▸ WHAT THIS TASK INVOLVES
Extract the complete listing and output it unchanged.

▸ DATA LISTING
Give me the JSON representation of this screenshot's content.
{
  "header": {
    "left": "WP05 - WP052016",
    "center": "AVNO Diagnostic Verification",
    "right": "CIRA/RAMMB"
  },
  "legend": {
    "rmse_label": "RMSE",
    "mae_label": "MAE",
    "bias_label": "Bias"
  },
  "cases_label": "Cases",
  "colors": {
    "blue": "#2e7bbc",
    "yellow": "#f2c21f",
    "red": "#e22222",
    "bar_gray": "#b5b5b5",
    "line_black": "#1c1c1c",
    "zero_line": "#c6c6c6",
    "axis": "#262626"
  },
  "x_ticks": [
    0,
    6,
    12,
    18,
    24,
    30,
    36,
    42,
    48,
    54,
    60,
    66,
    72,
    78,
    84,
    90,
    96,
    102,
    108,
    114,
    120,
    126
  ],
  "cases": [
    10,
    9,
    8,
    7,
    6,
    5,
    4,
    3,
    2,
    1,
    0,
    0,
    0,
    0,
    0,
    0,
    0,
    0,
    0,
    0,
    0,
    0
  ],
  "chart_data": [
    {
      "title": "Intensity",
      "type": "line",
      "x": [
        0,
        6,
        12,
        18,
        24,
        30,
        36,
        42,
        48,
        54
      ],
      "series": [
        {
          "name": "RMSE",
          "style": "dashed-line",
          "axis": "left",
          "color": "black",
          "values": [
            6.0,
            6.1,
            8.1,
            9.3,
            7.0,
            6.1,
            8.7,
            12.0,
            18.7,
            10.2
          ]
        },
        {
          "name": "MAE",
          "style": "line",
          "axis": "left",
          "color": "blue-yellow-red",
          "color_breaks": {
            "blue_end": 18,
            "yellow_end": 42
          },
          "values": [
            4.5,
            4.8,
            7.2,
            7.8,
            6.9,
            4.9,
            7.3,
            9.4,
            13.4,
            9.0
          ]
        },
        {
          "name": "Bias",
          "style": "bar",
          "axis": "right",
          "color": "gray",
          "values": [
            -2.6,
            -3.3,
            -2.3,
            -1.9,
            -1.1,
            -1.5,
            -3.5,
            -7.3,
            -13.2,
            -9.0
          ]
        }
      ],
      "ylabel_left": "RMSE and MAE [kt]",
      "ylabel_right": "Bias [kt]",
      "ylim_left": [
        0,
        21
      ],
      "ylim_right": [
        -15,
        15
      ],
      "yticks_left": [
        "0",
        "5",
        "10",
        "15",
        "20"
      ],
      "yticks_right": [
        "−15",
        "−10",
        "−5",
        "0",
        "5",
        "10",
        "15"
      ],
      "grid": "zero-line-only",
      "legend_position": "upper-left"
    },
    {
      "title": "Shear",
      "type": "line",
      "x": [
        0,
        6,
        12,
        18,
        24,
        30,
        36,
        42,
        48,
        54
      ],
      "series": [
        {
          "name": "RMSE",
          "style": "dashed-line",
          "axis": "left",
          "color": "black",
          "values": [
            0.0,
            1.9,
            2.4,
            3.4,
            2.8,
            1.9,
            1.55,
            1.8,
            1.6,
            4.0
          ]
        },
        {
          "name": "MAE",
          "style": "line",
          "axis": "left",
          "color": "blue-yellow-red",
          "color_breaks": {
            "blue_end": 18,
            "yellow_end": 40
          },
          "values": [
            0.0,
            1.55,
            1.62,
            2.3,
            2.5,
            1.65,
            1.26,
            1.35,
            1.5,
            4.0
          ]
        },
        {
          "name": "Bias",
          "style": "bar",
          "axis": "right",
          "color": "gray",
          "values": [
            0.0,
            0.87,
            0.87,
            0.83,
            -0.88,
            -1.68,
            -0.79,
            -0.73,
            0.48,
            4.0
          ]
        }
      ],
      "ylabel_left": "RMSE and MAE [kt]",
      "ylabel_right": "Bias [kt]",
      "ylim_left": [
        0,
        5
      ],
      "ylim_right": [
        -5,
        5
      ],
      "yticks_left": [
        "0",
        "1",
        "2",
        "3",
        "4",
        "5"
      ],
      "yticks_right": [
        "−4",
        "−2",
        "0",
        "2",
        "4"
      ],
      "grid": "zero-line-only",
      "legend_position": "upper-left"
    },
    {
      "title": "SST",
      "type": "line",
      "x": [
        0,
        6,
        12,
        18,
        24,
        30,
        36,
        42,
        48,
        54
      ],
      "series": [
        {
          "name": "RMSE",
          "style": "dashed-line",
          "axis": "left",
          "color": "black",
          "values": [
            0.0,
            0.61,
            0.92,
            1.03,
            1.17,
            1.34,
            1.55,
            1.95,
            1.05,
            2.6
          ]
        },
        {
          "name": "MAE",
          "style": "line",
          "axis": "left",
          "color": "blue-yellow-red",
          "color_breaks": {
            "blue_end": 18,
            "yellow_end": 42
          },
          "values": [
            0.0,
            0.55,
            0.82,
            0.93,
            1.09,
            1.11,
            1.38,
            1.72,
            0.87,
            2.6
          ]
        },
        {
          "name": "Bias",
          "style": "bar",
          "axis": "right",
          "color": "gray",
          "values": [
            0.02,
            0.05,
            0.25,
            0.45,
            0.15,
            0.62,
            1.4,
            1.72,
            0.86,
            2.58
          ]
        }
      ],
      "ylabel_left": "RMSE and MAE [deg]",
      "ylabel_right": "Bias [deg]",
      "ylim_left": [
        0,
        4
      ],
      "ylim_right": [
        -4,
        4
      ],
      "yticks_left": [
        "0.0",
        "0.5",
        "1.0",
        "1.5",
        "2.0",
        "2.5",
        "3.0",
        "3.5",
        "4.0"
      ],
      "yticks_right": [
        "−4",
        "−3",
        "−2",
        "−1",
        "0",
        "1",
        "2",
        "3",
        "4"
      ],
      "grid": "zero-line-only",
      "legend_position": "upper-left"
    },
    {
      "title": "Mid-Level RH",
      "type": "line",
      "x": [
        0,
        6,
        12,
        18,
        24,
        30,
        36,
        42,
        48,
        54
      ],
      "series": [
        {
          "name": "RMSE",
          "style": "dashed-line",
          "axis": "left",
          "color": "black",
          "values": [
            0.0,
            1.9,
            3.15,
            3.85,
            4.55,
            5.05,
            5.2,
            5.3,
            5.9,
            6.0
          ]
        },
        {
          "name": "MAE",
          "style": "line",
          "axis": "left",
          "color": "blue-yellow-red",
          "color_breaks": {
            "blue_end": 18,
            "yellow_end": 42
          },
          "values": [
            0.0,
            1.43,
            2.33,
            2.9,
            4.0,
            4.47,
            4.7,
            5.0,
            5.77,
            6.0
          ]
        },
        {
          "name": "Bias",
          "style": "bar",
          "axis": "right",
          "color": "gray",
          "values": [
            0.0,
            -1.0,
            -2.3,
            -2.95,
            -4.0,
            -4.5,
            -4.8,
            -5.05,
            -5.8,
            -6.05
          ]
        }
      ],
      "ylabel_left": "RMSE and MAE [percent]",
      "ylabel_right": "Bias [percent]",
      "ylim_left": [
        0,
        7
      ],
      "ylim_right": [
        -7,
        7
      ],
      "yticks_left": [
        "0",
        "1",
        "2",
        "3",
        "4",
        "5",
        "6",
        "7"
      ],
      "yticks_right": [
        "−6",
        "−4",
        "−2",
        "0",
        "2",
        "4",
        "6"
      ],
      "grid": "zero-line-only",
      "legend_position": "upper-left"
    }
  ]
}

▸ EXERCISE RESULT
Give me the JSON representation of this screenshot's content.
{
  "header": {
    "left": "WP05 - WP052016",
    "center": "AVNO Diagnostic Verification",
    "right": "CIRA/RAMMB"
  },
  "legend": {
    "rmse_label": "RMSE",
    "mae_label": "MAE",
    "bias_label": "Bias"
  },
  "cases_label": "Cases",
  "colors": {
    "blue": "#2e7bbc",
    "yellow": "#f2c21f",
    "red": "#e22222",
    "bar_gray": "#b5b5b5",
    "line_black": "#1c1c1c",
    "zero_line": "#c6c6c6",
    "axis": "#262626"
  },
  "x_ticks": [
    0,
    6,
    12,
    18,
    24,
    30,
    36,
    42,
    48,
    54,
    60,
    66,
    72,
    78,
    84,
    90,
    96,
    102,
    108,
    114,
    120,
    126
  ],
  "cases": [
    10,
    9,
    8,
    7,
    6,
    5,
    4,
    3,
    2,
    1,
    0,
    0,
    0,
    0,
    0,
    0,
    0,
    0,
    0,
    0,
    0,
    0
  ],
  "chart_data": [
    {
      "title": "Intensity",
      "type": "line",
      "x": [
        0,
        6,
        12,
        18,
        24,
        30,
        36,
        42,
        48,
        54
      ],
      "series": [
        {
          "name": "RMSE",
          "style": "dashed-line",
          "axis": "left",
          "color": "black",
          "values": [
            6.0,
            6.1,
            8.1,
            9.3,
            7.0,
            6.1,
            8.7,
            12.0,
            18.7,
            10.2
          ]
        },
        {
          "name": "MAE",
          "style": "line",
          "axis": "left",
          "color": "blue-yellow-red",
          "color_breaks": {
            "blue_end": 18,
            "yellow_end": 42
          },
          "values": [
            4.5,
            4.8,
            7.2,
            7.8,
            6.9,
            4.9,
            7.3,
            9.4,
            13.4,
            9.0
          ]
        },
        {
          "name": "Bias",
          "style": "bar",
          "axis": "right",
          "color": "gray",
          "values": [
            -2.6,
            -3.3,
            -2.3,
            -1.9,
            -1.1,
            -1.5,
            -3.5,
            -7.3,
            -13.2,
            -9.0
          ]
        }
      ],
      "ylabel_left": "RMSE and MAE [kt]",
      "ylabel_right": "Bias [kt]",
      "ylim_left": [
        0,
        21
      ],
      "ylim_right": [
        -15,
        15
      ],
      "yticks_left": [
        "0",
        "5",
        "10",
        "15",
        "20"
      ],
      "yticks_right": [
        "−15",
        "−10",
        "−5",
        "0",
        "5",
        "10",
        "15"
      ],
      "grid": "zero-line-only",
      "legend_position": "upper-left"
    },
    {
      "title": "Shear",
      "type": "line",
      "x": [
        0,
        6,
        12,
        18,
        24,
        30,
        36,
        42,
        48,
        54
      ],
      "series": [
        {
          "name": "RMSE",
          "style": "dashed-line",
          "axis": "left",
          "color": "black",
          "values": [
            0.0,
            1.9,
            2.4,
            3.4,
            2.8,
            1.9,
            1.55,
            1.8,
            1.6,
            4.0
          ]
        },
        {
          "name": "MAE",
          "style": "line",
          "axis": "left",
          "color": "blue-yellow-red",
          "color_breaks": {
            "blue_end": 18,
            "yellow_end": 40
          },
          "values": [
            0.0,
            1.55,
            1.62,
            2.3,
            2.5,
            1.65,
            1.26,
            1.35,
            1.5,
            4.0
          ]
        },
        {
          "name": "Bias",
          "style": "bar",
          "axis": "right",
          "color": "gray",
          "values": [
            0.0,
            0.87,
            0.87,
            0.83,
            -0.88,
            -1.68,
            -0.79,
            -0.73,
            0.48,
            4.0
          ]
        }
      ],
      "ylabel_left": "RMSE and MAE [kt]",
      "ylabel_right": "Bias [kt]",
      "ylim_left": [
        0,
        5
      ],
      "ylim_right": [
        -5,
        5
      ],
      "yticks_left": [
        "0",
        "1",
        "2",
        "3",
        "4",
        "5"
      ],
      "yticks_right": [
        "−4",
        "−2",
        "0",
        "2",
        "4"
      ],
      "grid": "zero-line-only",
      "legend_position": "upper-left"
    },
    {
      "title": "SST",
      "type": "line",
      "x": [
        0,
        6,
        12,
        18,
        24,
        30,
        36,
        42,
        48,
        54
      ],
      "series": [
        {
          "name": "RMSE",
          "style": "dashed-line",
          "axis": "left",
          "color": "black",
          "values": [
            0.0,
            0.61,
            0.92,
            1.03,
            1.17,
            1.34,
            1.55,
            1.95,
            1.05,
            2.6
          ]
        },
        {
          "name": "MAE",
          "style": "line",
          "axis": "left",
          "color": "blue-yellow-red",
          "color_breaks": {
            "blue_end": 18,
            "yellow_end": 42
          },
          "values": [
            0.0,
            0.55,
            0.82,
            0.93,
            1.09,
            1.11,
            1.38,
            1.72,
            0.87,
            2.6
          ]
        },
        {
          "name": "Bias",
          "style": "bar",
          "axis": "right",
          "color": "gray",
          "values": [
            0.02,
            0.05,
            0.25,
            0.45,
            0.15,
            0.62,
            1.4,
            1.72,
            0.86,
            2.58
          ]
        }
      ],
      "ylabel_left": "RMSE and MAE [deg]",
      "ylabel_right": "Bias [deg]",
      "ylim_left": [
        0,
        4
      ],
      "ylim_right": [
        -4,
        4
      ],
      "yticks_left": [
        "0.0",
        "0.5",
        "1.0",
        "1.5",
        "2.0",
        "2.5",
        "3.0",
        "3.5",
        "4.0"
      ],
      "yticks_right": [
        "−4",
        "−3",
        "−2",
        "−1",
        "0",
        "1",
        "2",
        "3",
        "4"
      ],
      "grid": "zero-line-only",
      "legend_position": "upper-left"
    },
    {
      "title": "Mid-Level RH",
      "type": "line",
      "x": [
        0,
        6,
        12,
        18,
        24,
        30,
        36,
        42,
        48,
        54
      ],
      "series": [
        {
          "name": "RMSE",
          "style": "dashed-line",
          "axis": "left",
          "color": "black",
          "values": [
            0.0,
            1.9,
            3.15,
            3.85,
            4.55,
            5.05,
            5.2,
            5.3,
            5.9,
            6.0
          ]
        },
        {
          "name": "MAE",
          "style": "line",
          "axis": "left",
          "color": "blue-yellow-red",
          "color_breaks": {
            "blue_end": 18,
            "yellow_end": 42
          },
          "values": [
            0.0,
            1.43,
            2.33,
            2.9,
            4.0,
            4.47,
            4.7,
            5.0,
            5.77,
            6.0
          ]
        },
        {
          "name": "Bias",
          "style": "bar",
          "axis": "right",
          "color": "gray",
          "values": [
            0.0,
            -1.0,
            -2.3,
            -2.95,
            -4.0,
            -4.5,
            -4.8,
            -5.05,
            -5.8,
            -6.05
          ]
        }
      ],
      "ylabel_left": "RMSE and MAE [percent]",
      "ylabel_right": "Bias [percent]",
      "ylim_left": [
        0,
        7
      ],
      "ylim_right": [
        -7,
        7
      ],
      "yticks_left": [
        "0",
        "1",
        "2",
        "3",
        "4",
        "5",
        "6",
        "7"
      ],
      "yticks_right": [
        "−6",
        "−4",
        "−2",
        "0",
        "2",
        "4",
        "6"
      ],
      "grid": "zero-line-only",
      "legend_position": "upper-left"
    }
  ]
}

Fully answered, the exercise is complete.